Problem description :: Which lines below hold the word "Heliocentric"? Report each one.
BEGIN Stored records
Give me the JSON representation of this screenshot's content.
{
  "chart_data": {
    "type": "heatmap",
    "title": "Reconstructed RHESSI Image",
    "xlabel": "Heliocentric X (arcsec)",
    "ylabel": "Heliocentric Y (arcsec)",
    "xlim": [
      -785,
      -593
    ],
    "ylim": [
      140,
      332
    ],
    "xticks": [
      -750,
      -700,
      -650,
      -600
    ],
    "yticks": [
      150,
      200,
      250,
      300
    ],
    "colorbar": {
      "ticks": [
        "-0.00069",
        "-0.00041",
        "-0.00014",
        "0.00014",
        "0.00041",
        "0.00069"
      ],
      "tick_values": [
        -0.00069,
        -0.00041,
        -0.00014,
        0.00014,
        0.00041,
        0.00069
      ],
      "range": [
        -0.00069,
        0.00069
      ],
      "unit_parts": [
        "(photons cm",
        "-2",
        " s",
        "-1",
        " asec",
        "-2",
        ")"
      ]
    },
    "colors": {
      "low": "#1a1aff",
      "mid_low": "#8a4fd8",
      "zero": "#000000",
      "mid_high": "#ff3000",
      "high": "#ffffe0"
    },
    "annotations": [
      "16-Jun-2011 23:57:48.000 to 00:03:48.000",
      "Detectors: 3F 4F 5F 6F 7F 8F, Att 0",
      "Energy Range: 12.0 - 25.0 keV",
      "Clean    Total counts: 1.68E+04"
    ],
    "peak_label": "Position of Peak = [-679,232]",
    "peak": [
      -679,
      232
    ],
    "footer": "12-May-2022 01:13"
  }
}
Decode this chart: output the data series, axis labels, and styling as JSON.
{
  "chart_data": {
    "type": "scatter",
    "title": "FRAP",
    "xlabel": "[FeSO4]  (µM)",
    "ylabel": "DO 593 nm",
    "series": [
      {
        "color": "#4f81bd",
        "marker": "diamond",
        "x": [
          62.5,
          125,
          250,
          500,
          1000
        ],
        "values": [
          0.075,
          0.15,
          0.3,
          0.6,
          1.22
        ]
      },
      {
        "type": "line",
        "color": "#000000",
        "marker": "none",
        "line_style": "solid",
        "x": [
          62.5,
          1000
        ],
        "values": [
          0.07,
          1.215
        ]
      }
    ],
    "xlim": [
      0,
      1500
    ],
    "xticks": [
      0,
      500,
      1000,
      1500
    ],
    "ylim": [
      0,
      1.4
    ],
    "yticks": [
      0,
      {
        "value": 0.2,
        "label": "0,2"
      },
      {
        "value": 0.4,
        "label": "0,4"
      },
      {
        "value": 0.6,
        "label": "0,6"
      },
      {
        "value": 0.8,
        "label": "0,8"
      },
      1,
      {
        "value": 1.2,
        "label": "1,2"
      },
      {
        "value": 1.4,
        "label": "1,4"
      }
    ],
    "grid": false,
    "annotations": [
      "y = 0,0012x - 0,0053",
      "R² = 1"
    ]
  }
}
END Stored records
Written reply ::
    "xlabel": "Heliocentric X (arcsec)",
    "ylabel": "Heliocentric Y (arcsec)",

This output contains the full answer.